▸ Task statement: All entries below need to be written out exactly, but without their pictures.

** start Available records **

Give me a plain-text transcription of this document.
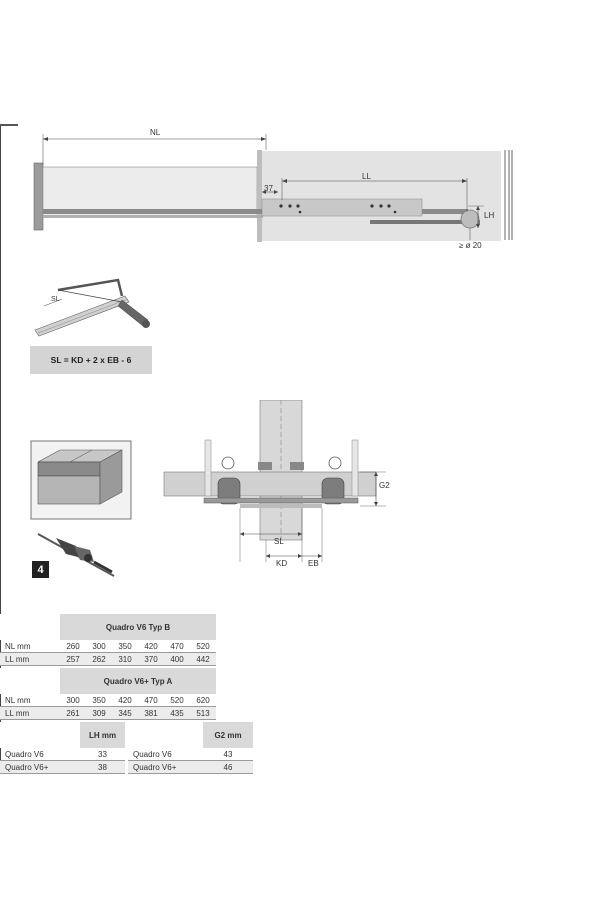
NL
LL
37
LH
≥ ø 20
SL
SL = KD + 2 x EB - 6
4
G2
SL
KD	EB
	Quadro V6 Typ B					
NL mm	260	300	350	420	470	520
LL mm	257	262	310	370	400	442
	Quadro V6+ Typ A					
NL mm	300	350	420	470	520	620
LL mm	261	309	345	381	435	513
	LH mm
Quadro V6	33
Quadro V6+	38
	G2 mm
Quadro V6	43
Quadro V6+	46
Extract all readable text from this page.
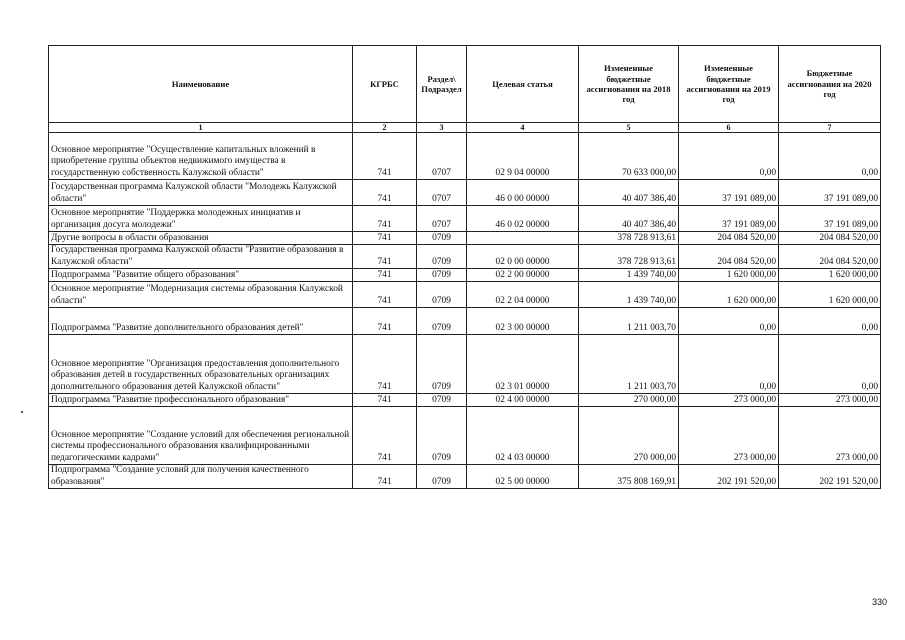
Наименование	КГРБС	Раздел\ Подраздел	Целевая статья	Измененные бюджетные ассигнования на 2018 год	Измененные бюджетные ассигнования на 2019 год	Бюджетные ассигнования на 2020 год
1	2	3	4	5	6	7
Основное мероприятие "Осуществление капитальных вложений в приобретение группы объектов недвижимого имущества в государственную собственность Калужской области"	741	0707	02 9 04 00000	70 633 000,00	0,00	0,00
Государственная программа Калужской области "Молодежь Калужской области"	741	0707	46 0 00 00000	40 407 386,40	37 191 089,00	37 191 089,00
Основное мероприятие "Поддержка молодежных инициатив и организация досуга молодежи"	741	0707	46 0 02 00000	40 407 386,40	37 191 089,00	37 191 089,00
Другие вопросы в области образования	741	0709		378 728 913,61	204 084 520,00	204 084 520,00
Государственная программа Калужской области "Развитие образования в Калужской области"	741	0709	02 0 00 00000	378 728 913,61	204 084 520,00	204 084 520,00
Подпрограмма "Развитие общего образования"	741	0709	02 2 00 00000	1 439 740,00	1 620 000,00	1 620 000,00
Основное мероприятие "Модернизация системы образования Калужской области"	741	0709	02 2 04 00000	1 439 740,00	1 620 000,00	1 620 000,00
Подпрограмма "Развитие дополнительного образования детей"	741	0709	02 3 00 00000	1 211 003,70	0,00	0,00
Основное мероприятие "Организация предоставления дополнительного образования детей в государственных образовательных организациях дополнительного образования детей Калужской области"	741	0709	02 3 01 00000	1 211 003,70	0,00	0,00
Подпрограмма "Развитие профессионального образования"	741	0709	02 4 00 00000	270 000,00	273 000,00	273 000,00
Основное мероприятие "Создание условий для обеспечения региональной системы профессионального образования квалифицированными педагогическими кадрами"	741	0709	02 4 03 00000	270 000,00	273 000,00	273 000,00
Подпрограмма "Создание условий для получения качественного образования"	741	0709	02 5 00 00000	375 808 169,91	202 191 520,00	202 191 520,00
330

** end Available records **

▸ Response to the exercise:
Give me a plain-text transcription of this document.
NL
LL
37
LH
≥ ø 20
SL
SL = KD + 2 x EB - 6
4
G2
SL
KD	EB
	Quadro V6 Typ B					
NL mm	260	300	350	420	470	520
LL mm	257	262	310	370	400	442
	Quadro V6+ Typ A					
NL mm	300	350	420	470	520	620
LL mm	261	309	345	381	435	513
	LH mm
Quadro V6	33
Quadro V6+	38
	G2 mm
Quadro V6	43
Quadro V6+	46
Extract all readable text from this page.
Наименование	КГРБС	Раздел\ Подраздел	Целевая статья	Измененные бюджетные ассигнования на 2018 год	Измененные бюджетные ассигнования на 2019 год	Бюджетные ассигнования на 2020 год
1	2	3	4	5	6	7
Основное мероприятие "Осуществление капитальных вложений в приобретение группы объектов недвижимого имущества в государственную собственность Калужской области"	741	0707	02 9 04 00000	70 633 000,00	0,00	0,00
Государственная программа Калужской области "Молодежь Калужской области"	741	0707	46 0 00 00000	40 407 386,40	37 191 089,00	37 191 089,00
Основное мероприятие "Поддержка молодежных инициатив и организация досуга молодежи"	741	0707	46 0 02 00000	40 407 386,40	37 191 089,00	37 191 089,00
Другие вопросы в области образования	741	0709		378 728 913,61	204 084 520,00	204 084 520,00
Государственная программа Калужской области "Развитие образования в Калужской области"	741	0709	02 0 00 00000	378 728 913,61	204 084 520,00	204 084 520,00
Подпрограмма "Развитие общего образования"	741	0709	02 2 00 00000	1 439 740,00	1 620 000,00	1 620 000,00
Основное мероприятие "Модернизация системы образования Калужской области"	741	0709	02 2 04 00000	1 439 740,00	1 620 000,00	1 620 000,00
Подпрограмма "Развитие дополнительного образования детей"	741	0709	02 3 00 00000	1 211 003,70	0,00	0,00
Основное мероприятие "Организация предоставления дополнительного образования детей в государственных образовательных организациях дополнительного образования детей Калужской области"	741	0709	02 3 01 00000	1 211 003,70	0,00	0,00
Подпрограмма "Развитие профессионального образования"	741	0709	02 4 00 00000	270 000,00	273 000,00	273 000,00
Основное мероприятие "Создание условий для обеспечения региональной системы профессионального образования квалифицированными педагогическими кадрами"	741	0709	02 4 03 00000	270 000,00	273 000,00	273 000,00
Подпрограмма "Создание условий для получения качественного образования"	741	0709	02 5 00 00000	375 808 169,91	202 191 520,00	202 191 520,00
330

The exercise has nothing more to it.